• _Your objective_: Could you copy every line from the material below in which "ראוי" appears?

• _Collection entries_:
"""
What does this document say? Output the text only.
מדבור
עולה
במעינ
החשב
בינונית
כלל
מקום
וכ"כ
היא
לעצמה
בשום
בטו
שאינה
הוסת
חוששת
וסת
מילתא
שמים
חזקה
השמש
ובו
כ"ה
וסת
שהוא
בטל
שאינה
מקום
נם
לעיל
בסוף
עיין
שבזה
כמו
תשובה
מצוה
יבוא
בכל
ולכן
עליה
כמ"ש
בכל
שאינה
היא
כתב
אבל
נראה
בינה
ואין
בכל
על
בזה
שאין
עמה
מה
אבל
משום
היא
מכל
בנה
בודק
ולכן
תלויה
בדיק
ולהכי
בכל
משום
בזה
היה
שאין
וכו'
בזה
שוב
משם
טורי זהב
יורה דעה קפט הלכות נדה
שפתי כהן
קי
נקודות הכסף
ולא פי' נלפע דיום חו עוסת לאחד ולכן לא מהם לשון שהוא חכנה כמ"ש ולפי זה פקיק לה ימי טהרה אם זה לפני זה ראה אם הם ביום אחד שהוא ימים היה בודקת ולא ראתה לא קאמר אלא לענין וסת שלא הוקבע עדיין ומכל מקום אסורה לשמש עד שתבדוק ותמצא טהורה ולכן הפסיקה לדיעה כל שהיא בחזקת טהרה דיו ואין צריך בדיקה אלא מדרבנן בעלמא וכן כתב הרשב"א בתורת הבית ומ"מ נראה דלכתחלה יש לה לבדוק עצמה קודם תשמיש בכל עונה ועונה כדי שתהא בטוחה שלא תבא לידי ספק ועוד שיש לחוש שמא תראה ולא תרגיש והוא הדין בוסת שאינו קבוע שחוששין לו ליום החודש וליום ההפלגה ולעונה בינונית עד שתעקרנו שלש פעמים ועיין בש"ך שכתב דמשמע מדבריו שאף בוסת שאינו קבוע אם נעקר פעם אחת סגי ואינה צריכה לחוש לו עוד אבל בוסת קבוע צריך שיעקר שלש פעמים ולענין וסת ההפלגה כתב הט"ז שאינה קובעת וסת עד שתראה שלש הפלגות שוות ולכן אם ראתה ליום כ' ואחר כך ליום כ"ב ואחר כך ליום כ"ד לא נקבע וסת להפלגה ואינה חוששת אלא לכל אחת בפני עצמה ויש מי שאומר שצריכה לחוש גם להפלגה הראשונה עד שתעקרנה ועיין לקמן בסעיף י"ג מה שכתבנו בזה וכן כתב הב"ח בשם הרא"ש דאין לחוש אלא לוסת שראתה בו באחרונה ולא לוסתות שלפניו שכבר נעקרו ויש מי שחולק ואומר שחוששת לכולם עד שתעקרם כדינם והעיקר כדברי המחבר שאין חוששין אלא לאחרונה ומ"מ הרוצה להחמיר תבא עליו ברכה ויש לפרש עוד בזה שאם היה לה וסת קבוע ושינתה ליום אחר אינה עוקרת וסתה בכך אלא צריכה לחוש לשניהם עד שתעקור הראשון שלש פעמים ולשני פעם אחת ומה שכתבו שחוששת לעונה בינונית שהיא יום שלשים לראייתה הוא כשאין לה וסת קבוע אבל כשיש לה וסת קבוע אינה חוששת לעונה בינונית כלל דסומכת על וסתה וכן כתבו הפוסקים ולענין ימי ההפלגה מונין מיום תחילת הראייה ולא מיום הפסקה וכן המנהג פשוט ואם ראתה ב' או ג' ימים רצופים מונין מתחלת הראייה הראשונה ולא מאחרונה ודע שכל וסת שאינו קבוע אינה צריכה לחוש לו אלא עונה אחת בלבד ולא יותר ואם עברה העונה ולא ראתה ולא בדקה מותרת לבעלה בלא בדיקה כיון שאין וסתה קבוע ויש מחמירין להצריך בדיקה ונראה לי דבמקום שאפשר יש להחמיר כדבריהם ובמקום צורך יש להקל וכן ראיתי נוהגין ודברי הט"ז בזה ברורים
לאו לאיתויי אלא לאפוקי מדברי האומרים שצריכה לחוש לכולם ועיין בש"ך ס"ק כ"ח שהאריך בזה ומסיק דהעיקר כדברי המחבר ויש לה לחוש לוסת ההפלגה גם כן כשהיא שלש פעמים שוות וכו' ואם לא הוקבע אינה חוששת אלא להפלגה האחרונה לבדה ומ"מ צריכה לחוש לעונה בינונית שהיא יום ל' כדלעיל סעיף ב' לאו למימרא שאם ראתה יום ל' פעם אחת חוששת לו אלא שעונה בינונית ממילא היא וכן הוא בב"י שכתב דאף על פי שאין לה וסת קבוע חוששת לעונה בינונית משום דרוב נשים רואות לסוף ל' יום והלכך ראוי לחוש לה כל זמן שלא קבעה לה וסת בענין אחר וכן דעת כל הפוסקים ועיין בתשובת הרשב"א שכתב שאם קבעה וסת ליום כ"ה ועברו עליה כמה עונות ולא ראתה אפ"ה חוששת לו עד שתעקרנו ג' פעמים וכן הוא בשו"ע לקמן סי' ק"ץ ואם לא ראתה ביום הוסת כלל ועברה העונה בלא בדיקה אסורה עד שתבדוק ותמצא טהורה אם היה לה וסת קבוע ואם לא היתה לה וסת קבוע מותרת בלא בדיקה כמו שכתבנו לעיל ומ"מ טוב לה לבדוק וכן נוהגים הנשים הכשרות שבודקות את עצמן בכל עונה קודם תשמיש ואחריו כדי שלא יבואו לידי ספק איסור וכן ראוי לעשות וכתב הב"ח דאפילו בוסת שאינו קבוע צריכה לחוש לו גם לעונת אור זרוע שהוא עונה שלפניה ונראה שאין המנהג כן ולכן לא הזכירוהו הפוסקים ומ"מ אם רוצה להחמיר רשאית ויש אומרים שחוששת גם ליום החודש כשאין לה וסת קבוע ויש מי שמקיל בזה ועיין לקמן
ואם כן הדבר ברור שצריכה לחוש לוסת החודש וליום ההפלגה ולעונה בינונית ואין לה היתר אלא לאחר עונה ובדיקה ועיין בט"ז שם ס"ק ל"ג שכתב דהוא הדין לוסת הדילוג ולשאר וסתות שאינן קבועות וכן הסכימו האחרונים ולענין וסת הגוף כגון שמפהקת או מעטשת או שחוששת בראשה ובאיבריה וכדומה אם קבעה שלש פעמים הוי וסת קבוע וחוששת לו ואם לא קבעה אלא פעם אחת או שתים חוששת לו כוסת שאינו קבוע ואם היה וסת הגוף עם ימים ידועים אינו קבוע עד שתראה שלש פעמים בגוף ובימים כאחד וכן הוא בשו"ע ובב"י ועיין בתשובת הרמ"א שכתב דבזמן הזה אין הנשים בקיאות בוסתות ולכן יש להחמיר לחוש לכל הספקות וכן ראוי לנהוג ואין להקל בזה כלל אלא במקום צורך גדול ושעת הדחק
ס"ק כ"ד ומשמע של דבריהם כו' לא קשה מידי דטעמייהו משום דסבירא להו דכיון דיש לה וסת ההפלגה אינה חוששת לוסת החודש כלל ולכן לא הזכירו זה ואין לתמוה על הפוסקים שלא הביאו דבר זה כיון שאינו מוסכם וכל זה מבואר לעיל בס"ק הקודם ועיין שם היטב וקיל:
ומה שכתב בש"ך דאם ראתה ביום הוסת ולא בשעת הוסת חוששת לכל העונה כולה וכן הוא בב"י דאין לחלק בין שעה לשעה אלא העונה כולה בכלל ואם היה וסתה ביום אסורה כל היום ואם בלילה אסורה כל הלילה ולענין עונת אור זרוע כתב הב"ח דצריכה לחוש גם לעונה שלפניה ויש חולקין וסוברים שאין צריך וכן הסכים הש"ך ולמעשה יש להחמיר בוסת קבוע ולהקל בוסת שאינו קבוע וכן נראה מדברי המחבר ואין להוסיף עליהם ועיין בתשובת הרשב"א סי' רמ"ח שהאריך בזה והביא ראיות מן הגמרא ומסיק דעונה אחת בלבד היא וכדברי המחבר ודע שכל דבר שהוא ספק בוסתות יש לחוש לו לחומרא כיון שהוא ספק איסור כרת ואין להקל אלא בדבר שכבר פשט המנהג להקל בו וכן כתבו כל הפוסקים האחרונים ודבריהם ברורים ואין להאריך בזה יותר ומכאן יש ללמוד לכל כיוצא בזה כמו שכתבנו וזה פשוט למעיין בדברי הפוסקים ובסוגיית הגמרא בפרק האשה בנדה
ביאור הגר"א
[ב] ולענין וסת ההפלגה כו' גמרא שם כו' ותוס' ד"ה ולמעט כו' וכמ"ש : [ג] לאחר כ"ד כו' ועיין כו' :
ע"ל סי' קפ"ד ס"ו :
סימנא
"""
• _Exercise output_:
לאו לאיתויי אלא לאפוקי מדברי האומרים שצריכה לחוש לכולם ועיין בש"ך ס"ק כ"ח שהאריך בזה ומסיק דהעיקר כדברי המחבר ויש לה לחוש לוסת ההפלגה גם כן כשהיא שלש פעמים שוות וכו' ואם לא הוקבע אינה חוששת אלא להפלגה האחרונה לבדה ומ"מ צריכה לחוש לעונה בינונית שהיא יום ל' כדלעיל סעיף ב' לאו למימרא שאם ראתה יום ל' פעם אחת חוששת לו אלא שעונה בינונית ממילא היא וכן הוא בב"י שכתב דאף על פי שאין לה וסת קבוע חוששת לעונה בינונית משום דרוב נשים רואות לסוף ל' יום והלכך ראוי לחוש לה כל זמן שלא קבעה לה וסת בענין אחר וכן דעת כל הפוסקים ועיין בתשובת הרשב"א שכתב שאם קבעה וסת ליום כ"ה ועברו עליה כמה עונות ולא ראתה אפ"ה חוששת לו עד שתעקרנו ג' פעמים וכן הוא בשו"ע לקמן סי' ק"ץ ואם לא ראתה ביום הוסת כלל ועברה העונה בלא בדיקה אסורה עד שתבדוק ותמצא טהורה אם היה לה וסת קבוע ואם לא היתה לה וסת קבוע מותרת בלא בדיקה כמו שכתבנו לעיל ומ"מ טוב לה לבדוק וכן נוהגים הנשים הכשרות שבודקות את עצמן בכל עונה קודם תשמיש ואחריו כדי שלא יבואו לידי ספק איסור וכן ראוי לעשות וכתב הב"ח דאפילו בוסת שאינו קבוע צריכה לחוש לו גם לעונת אור זרוע שהוא עונה שלפניה ונראה שאין המנהג כן ולכן לא הזכירוהו הפוסקים ומ"מ אם רוצה להחמיר רשאית ויש אומרים שחוששת גם ליום החודש כשאין לה וסת קבוע ויש מי שמקיל בזה ועיין לקמן
ואם כן הדבר ברור שצריכה לחוש לוסת החודש וליום ההפלגה ולעונה בינונית ואין לה היתר אלא לאחר עונה ובדיקה ועיין בט"ז שם ס"ק ל"ג שכתב דהוא הדין לוסת הדילוג ולשאר וסתות שאינן קבועות וכן הסכימו האחרונים ולענין וסת הגוף כגון שמפהקת או מעטשת או שחוששת בראשה ובאיבריה וכדומה אם קבעה שלש פעמים הוי וסת קבוע וחוששת לו ואם לא קבעה אלא פעם אחת או שתים חוששת לו כוסת שאינו קבוע ואם היה וסת הגוף עם ימים ידועים אינו קבוע עד שתראה שלש פעמים בגוף ובימים כאחד וכן הוא בשו"ע ובב"י ועיין בתשובת הרמ"א שכתב דבזמן הזה אין הנשים בקיאות בוסתות ולכן יש להחמיר לחוש לכל הספקות וכן ראוי לנהוג ואין להקל בזה כלל אלא במקום צורך גדול ושעת הדחק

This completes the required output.